▶ AIM OF THE EXERCISE
Output all of the records exactly as written.

===============

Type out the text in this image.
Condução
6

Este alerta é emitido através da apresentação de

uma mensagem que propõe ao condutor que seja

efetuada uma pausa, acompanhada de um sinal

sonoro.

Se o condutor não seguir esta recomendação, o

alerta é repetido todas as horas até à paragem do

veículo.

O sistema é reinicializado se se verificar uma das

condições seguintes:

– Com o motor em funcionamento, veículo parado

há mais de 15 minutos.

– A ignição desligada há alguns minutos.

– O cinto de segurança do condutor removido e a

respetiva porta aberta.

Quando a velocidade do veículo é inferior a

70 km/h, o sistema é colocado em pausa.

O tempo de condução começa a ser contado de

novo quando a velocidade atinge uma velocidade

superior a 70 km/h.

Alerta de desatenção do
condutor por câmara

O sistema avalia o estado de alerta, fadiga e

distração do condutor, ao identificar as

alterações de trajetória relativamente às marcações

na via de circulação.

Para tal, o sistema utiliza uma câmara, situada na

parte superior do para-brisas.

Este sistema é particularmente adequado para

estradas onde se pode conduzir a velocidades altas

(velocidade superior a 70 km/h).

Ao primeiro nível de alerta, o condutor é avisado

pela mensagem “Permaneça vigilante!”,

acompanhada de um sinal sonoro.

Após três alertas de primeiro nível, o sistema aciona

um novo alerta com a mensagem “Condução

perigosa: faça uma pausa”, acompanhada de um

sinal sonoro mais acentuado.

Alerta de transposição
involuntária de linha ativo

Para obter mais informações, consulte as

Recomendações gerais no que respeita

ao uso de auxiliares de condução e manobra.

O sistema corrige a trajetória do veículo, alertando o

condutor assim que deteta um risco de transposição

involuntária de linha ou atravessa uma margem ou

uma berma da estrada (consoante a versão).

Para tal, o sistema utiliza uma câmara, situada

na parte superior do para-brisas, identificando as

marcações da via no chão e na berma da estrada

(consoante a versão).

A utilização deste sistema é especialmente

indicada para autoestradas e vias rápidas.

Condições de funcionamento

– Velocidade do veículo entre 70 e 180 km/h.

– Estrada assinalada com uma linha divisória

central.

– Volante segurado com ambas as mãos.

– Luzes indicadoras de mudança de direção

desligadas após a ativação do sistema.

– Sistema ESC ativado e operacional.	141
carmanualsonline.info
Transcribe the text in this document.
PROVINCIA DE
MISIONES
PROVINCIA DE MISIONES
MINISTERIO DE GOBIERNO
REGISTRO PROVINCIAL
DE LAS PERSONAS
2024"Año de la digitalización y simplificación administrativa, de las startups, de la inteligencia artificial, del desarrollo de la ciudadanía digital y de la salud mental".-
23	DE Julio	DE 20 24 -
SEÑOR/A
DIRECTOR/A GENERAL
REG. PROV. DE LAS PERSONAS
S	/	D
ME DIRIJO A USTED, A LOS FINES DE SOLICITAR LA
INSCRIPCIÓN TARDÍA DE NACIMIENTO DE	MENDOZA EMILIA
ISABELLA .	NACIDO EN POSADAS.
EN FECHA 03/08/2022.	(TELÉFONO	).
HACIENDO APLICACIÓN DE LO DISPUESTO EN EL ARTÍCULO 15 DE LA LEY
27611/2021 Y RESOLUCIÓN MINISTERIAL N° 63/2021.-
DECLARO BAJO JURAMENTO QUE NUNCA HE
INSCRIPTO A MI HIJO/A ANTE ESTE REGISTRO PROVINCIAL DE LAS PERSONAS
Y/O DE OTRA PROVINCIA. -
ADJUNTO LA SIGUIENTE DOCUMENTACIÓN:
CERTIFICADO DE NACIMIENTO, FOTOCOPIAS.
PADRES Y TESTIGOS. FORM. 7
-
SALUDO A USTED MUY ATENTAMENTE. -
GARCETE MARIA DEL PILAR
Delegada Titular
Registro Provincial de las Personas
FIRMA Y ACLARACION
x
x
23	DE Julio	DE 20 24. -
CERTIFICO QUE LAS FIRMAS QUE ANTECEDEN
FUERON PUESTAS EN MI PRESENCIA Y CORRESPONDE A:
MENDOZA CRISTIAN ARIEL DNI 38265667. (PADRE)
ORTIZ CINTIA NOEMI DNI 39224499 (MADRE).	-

===============

▶ TASK RESULT
Type out the text in this image.
Condução
6

Este alerta é emitido através da apresentação de

uma mensagem que propõe ao condutor que seja

efetuada uma pausa, acompanhada de um sinal

sonoro.

Se o condutor não seguir esta recomendação, o

alerta é repetido todas as horas até à paragem do

veículo.

O sistema é reinicializado se se verificar uma das

condições seguintes:

– Com o motor em funcionamento, veículo parado

há mais de 15 minutos.

– A ignição desligada há alguns minutos.

– O cinto de segurança do condutor removido e a

respetiva porta aberta.

Quando a velocidade do veículo é inferior a

70 km/h, o sistema é colocado em pausa.

O tempo de condução começa a ser contado de

novo quando a velocidade atinge uma velocidade

superior a 70 km/h.

Alerta de desatenção do
condutor por câmara

O sistema avalia o estado de alerta, fadiga e

distração do condutor, ao identificar as

alterações de trajetória relativamente às marcações

na via de circulação.

Para tal, o sistema utiliza uma câmara, situada na

parte superior do para-brisas.

Este sistema é particularmente adequado para

estradas onde se pode conduzir a velocidades altas

(velocidade superior a 70 km/h).

Ao primeiro nível de alerta, o condutor é avisado

pela mensagem “Permaneça vigilante!”,

acompanhada de um sinal sonoro.

Após três alertas de primeiro nível, o sistema aciona

um novo alerta com a mensagem “Condução

perigosa: faça uma pausa”, acompanhada de um

sinal sonoro mais acentuado.

Alerta de transposição
involuntária de linha ativo

Para obter mais informações, consulte as

Recomendações gerais no que respeita

ao uso de auxiliares de condução e manobra.

O sistema corrige a trajetória do veículo, alertando o

condutor assim que deteta um risco de transposição

involuntária de linha ou atravessa uma margem ou

uma berma da estrada (consoante a versão).

Para tal, o sistema utiliza uma câmara, situada

na parte superior do para-brisas, identificando as

marcações da via no chão e na berma da estrada

(consoante a versão).

A utilização deste sistema é especialmente

indicada para autoestradas e vias rápidas.

Condições de funcionamento

– Velocidade do veículo entre 70 e 180 km/h.

– Estrada assinalada com uma linha divisória

central.

– Volante segurado com ambas as mãos.

– Luzes indicadoras de mudança de direção

desligadas após a ativação do sistema.

– Sistema ESC ativado e operacional.	141
carmanualsonline.info
Transcribe the text in this document.
PROVINCIA DE
MISIONES
PROVINCIA DE MISIONES
MINISTERIO DE GOBIERNO
REGISTRO PROVINCIAL
DE LAS PERSONAS
2024"Año de la digitalización y simplificación administrativa, de las startups, de la inteligencia artificial, del desarrollo de la ciudadanía digital y de la salud mental".-
23	DE Julio	DE 20 24 -
SEÑOR/A
DIRECTOR/A GENERAL
REG. PROV. DE LAS PERSONAS
S	/	D
ME DIRIJO A USTED, A LOS FINES DE SOLICITAR LA
INSCRIPCIÓN TARDÍA DE NACIMIENTO DE	MENDOZA EMILIA
ISABELLA .	NACIDO EN POSADAS.
EN FECHA 03/08/2022.	(TELÉFONO	).
HACIENDO APLICACIÓN DE LO DISPUESTO EN EL ARTÍCULO 15 DE LA LEY
27611/2021 Y RESOLUCIÓN MINISTERIAL N° 63/2021.-
DECLARO BAJO JURAMENTO QUE NUNCA HE
INSCRIPTO A MI HIJO/A ANTE ESTE REGISTRO PROVINCIAL DE LAS PERSONAS
Y/O DE OTRA PROVINCIA. -
ADJUNTO LA SIGUIENTE DOCUMENTACIÓN:
CERTIFICADO DE NACIMIENTO, FOTOCOPIAS.
PADRES Y TESTIGOS. FORM. 7
-
SALUDO A USTED MUY ATENTAMENTE. -
GARCETE MARIA DEL PILAR
Delegada Titular
Registro Provincial de las Personas
FIRMA Y ACLARACION
x
x
23	DE Julio	DE 20 24. -
CERTIFICO QUE LAS FIRMAS QUE ANTECEDEN
FUERON PUESTAS EN MI PRESENCIA Y CORRESPONDE A:
MENDOZA CRISTIAN ARIEL DNI 38265667. (PADRE)
ORTIZ CINTIA NOEMI DNI 39224499 (MADRE).	-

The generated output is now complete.